■ **EXERCISE INPUT**
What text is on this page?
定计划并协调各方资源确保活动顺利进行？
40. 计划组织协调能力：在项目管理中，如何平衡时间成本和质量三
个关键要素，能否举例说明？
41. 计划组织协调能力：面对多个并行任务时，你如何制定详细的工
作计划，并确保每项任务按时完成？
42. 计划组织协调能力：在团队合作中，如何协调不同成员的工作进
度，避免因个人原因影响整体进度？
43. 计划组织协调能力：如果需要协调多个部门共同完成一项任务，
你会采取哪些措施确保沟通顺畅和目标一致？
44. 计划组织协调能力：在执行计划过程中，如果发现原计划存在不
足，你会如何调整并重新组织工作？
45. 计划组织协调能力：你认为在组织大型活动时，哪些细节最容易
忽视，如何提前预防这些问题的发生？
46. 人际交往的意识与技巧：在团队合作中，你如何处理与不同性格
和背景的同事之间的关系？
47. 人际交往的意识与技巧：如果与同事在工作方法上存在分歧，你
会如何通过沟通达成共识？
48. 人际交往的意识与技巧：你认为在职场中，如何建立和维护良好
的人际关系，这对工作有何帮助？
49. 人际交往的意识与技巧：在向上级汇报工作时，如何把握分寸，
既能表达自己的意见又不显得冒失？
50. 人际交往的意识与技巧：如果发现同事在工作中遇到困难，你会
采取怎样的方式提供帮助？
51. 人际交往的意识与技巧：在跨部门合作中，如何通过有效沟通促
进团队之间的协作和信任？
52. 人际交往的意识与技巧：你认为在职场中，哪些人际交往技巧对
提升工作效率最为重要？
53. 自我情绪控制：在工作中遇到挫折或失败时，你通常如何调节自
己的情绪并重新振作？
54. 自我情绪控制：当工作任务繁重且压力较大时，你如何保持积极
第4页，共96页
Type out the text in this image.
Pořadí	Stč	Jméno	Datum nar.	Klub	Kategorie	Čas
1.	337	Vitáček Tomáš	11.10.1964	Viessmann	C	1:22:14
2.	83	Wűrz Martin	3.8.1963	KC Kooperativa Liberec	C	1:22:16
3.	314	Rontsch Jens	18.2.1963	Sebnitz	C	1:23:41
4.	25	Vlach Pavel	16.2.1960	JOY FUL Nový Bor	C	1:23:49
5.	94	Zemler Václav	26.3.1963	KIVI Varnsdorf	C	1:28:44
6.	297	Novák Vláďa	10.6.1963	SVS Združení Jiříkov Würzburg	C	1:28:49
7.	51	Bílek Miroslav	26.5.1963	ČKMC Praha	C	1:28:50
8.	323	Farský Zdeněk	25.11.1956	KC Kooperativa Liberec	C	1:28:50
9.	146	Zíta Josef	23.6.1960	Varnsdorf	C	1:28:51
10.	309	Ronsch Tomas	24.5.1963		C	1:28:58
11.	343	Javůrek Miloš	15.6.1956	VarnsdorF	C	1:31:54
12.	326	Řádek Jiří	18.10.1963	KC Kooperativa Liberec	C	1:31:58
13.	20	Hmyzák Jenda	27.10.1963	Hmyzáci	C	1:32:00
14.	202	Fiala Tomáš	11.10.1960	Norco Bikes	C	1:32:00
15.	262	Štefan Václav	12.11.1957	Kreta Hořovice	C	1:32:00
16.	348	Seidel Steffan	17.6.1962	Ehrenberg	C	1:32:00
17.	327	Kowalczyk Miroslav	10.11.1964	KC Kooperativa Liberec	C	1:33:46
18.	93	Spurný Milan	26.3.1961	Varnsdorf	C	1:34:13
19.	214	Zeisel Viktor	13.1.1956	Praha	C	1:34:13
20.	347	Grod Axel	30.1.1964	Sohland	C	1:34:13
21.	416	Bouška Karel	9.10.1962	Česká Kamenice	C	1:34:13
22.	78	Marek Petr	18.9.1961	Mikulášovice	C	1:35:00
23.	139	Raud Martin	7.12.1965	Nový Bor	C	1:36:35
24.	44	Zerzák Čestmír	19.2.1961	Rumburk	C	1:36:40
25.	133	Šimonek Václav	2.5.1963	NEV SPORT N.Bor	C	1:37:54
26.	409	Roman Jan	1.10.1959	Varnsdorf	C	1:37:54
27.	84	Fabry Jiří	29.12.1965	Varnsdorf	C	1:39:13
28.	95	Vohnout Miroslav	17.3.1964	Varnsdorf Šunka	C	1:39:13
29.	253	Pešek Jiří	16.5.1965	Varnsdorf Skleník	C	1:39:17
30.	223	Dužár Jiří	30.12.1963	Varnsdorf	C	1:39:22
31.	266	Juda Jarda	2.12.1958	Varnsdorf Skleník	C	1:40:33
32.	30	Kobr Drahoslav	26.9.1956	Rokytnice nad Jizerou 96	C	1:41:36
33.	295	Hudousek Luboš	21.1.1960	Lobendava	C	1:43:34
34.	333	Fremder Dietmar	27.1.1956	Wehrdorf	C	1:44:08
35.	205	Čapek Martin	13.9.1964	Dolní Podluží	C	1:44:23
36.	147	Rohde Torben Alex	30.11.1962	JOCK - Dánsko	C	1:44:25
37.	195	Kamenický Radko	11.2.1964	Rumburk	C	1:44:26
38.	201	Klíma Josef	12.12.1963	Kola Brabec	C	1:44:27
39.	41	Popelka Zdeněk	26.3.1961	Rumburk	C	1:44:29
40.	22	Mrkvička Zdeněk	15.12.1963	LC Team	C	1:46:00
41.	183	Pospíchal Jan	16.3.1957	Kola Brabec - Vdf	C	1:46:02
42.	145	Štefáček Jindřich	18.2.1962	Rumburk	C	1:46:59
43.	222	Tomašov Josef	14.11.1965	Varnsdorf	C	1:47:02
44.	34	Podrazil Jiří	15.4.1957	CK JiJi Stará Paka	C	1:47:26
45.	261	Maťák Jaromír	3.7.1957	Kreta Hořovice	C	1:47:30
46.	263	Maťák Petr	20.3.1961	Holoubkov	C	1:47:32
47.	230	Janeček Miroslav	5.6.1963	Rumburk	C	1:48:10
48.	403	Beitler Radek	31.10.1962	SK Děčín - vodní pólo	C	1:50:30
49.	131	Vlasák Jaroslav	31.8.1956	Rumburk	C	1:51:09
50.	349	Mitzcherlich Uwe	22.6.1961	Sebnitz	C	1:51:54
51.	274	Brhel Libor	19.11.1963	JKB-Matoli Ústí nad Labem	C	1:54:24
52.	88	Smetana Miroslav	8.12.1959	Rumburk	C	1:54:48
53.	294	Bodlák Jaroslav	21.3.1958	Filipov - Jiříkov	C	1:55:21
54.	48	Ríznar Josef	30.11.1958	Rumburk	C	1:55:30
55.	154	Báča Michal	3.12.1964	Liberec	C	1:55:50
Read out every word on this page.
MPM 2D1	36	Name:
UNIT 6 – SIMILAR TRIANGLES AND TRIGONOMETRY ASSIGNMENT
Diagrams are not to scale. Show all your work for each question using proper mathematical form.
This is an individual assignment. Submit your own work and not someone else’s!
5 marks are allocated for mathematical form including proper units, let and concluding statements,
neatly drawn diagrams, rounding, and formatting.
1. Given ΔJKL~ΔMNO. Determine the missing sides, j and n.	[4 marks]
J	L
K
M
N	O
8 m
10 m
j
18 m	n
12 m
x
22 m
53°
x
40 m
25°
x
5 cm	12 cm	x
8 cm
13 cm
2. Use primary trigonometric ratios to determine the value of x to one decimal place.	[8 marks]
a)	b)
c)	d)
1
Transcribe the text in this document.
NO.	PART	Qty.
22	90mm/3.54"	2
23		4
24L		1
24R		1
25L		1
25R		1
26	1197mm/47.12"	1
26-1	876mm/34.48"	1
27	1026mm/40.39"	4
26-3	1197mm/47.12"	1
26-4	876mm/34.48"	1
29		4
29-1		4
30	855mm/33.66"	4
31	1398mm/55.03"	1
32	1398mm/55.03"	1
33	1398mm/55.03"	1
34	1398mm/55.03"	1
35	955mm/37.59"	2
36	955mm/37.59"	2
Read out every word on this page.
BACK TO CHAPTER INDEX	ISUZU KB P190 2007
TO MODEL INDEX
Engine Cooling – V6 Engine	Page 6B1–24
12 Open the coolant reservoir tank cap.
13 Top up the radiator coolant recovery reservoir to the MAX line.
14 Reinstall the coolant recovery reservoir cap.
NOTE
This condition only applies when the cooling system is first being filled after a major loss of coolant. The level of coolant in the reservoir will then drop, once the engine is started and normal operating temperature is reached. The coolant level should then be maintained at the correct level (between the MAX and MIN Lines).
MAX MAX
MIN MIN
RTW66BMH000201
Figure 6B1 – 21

■ **AIM OF THE TASK**
Show each line in the entries that holds the string "自我情绪控制".

■ **EXERCISE RESPONSE**
53. 自我情绪控制：在工作中遇到挫折或失败时，你通常如何调节自
54. 自我情绪控制：当工作任务繁重且压力较大时，你如何保持积极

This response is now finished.